Information given –
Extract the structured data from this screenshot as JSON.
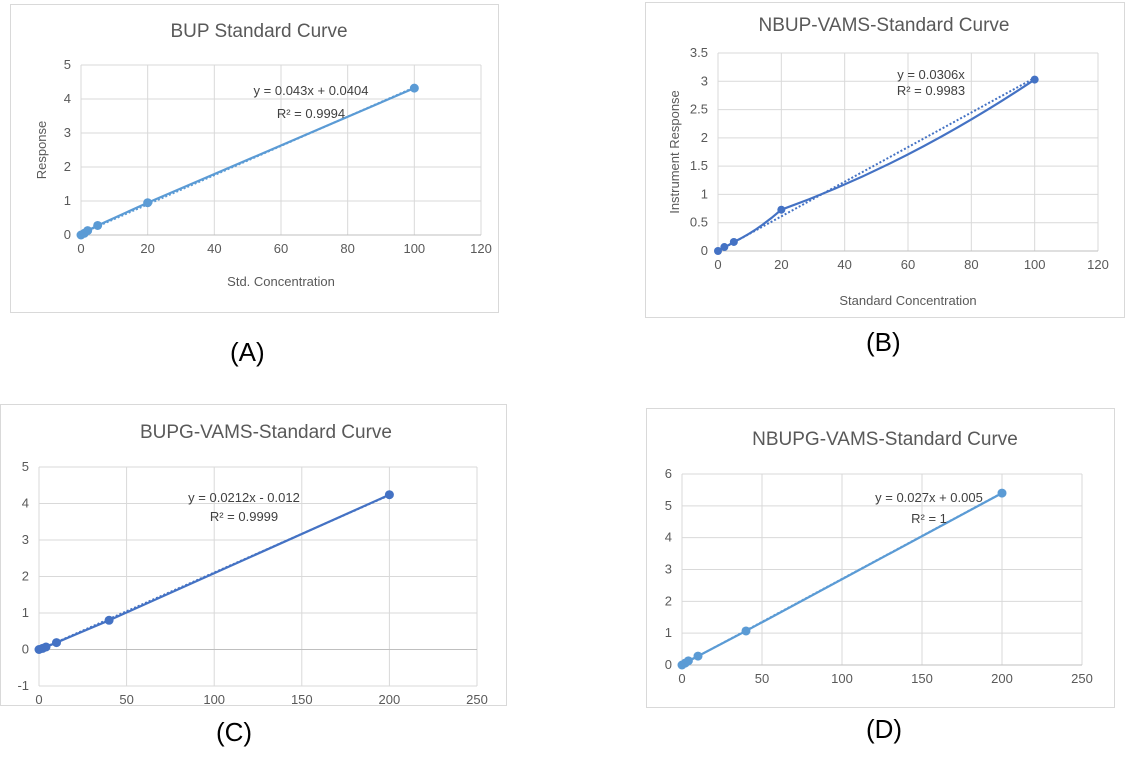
{
  "colors": {
    "series_A": "#5b9bd5",
    "series_B": "#4472c4",
    "series_C": "#4472c4",
    "series_D": "#5b9bd5"
  },
  "chart_data": [
    {
      "type": "scatter",
      "title": "BUP Standard Curve",
      "caption": "(A)",
      "xlabel": "Std. Concentration",
      "ylabel": "Response",
      "xlim": [
        0,
        120
      ],
      "ylim": [
        0,
        5
      ],
      "xticks": [
        "0",
        "20",
        "40",
        "60",
        "80",
        "100",
        "120"
      ],
      "yticks": [
        "0",
        "1",
        "2",
        "3",
        "4",
        "5"
      ],
      "series": [
        {
          "x": [
            0,
            1,
            2,
            5,
            20,
            100
          ],
          "y": [
            0,
            0.05,
            0.13,
            0.28,
            0.95,
            4.32
          ]
        }
      ],
      "trendline": {
        "slope": 0.043,
        "intercept": 0.0404,
        "style": "dotted"
      },
      "equation": "y = 0.043x + 0.0404",
      "r2": "R² = 0.9994",
      "grid": true
    },
    {
      "type": "scatter",
      "title": "NBUP-VAMS-Standard Curve",
      "caption": "(B)",
      "xlabel": "Standard Concentration",
      "ylabel": "Instrument Response",
      "xlim": [
        0,
        120
      ],
      "ylim": [
        0,
        3.5
      ],
      "xticks": [
        "0",
        "20",
        "40",
        "60",
        "80",
        "100",
        "120"
      ],
      "yticks": [
        "0",
        "0.5",
        "1",
        "1.5",
        "2",
        "2.5",
        "3",
        "3.5"
      ],
      "series": [
        {
          "x": [
            0,
            2,
            5,
            20,
            100
          ],
          "y": [
            0,
            0.07,
            0.16,
            0.73,
            3.03
          ]
        }
      ],
      "trendline": {
        "slope": 0.0306,
        "intercept": 0,
        "style": "dotted"
      },
      "equation": "y = 0.0306x",
      "r2": "R² = 0.9983",
      "grid": true
    },
    {
      "type": "scatter",
      "title": "BUPG-VAMS-Standard Curve",
      "caption": "(C)",
      "xlabel": "",
      "ylabel": "",
      "xlim": [
        0,
        250
      ],
      "ylim": [
        -1,
        5
      ],
      "xticks": [
        "0",
        "50",
        "100",
        "150",
        "200",
        "250"
      ],
      "yticks": [
        "-1",
        "0",
        "1",
        "2",
        "3",
        "4",
        "5"
      ],
      "series": [
        {
          "x": [
            0,
            2,
            4,
            10,
            40,
            200
          ],
          "y": [
            0,
            0.03,
            0.07,
            0.19,
            0.8,
            4.24
          ]
        }
      ],
      "trendline": {
        "slope": 0.0212,
        "intercept": -0.012,
        "style": "dotted"
      },
      "equation": "y = 0.0212x - 0.012",
      "r2": "R² = 0.9999",
      "grid": true
    },
    {
      "type": "scatter",
      "title": "NBUPG-VAMS-Standard Curve",
      "caption": "(D)",
      "xlabel": "",
      "ylabel": "",
      "xlim": [
        0,
        250
      ],
      "ylim": [
        0,
        6
      ],
      "xticks": [
        "0",
        "50",
        "100",
        "150",
        "200",
        "250"
      ],
      "yticks": [
        "0",
        "1",
        "2",
        "3",
        "4",
        "5",
        "6"
      ],
      "series": [
        {
          "x": [
            0,
            2,
            4,
            10,
            40,
            200
          ],
          "y": [
            0,
            0.06,
            0.13,
            0.28,
            1.07,
            5.4
          ]
        }
      ],
      "trendline": {
        "slope": 0.027,
        "intercept": 0.005,
        "style": "dotted"
      },
      "equation": "y = 0.027x + 0.005",
      "r2": "R² = 1",
      "grid": true
    }
  ]
}
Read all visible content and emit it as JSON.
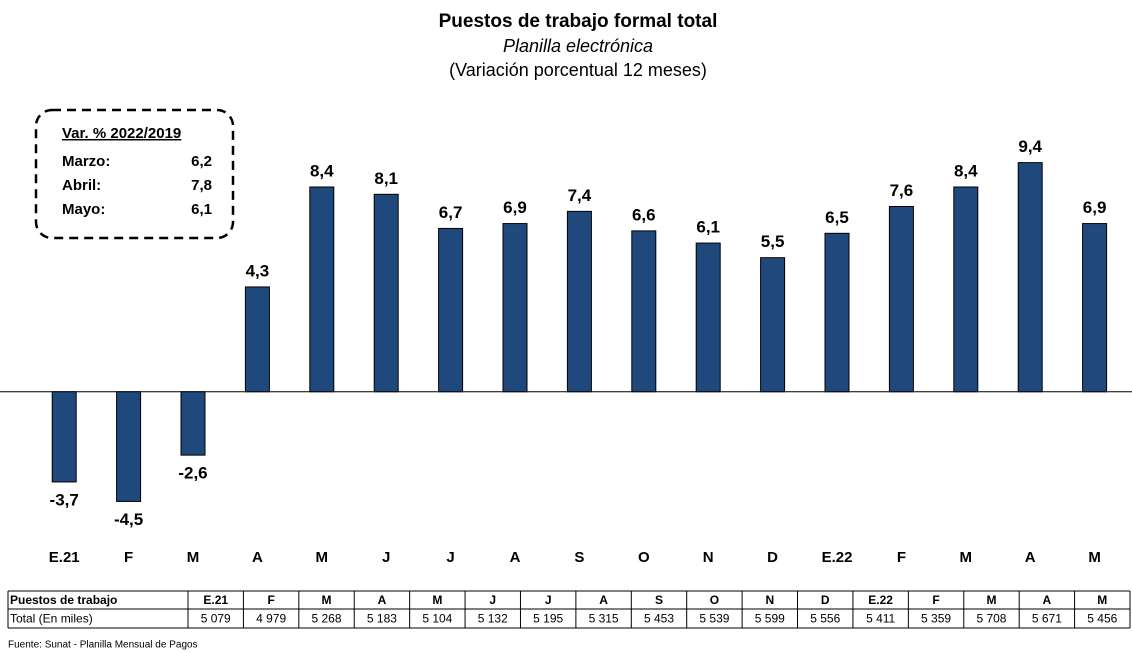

Goal – Identify each line in the entries with the word "intercept" and copy it.

Result for this task –
        "intercept": 0.0404,
        "intercept": 0,
        "intercept": -0.012,
        "intercept": 0.005,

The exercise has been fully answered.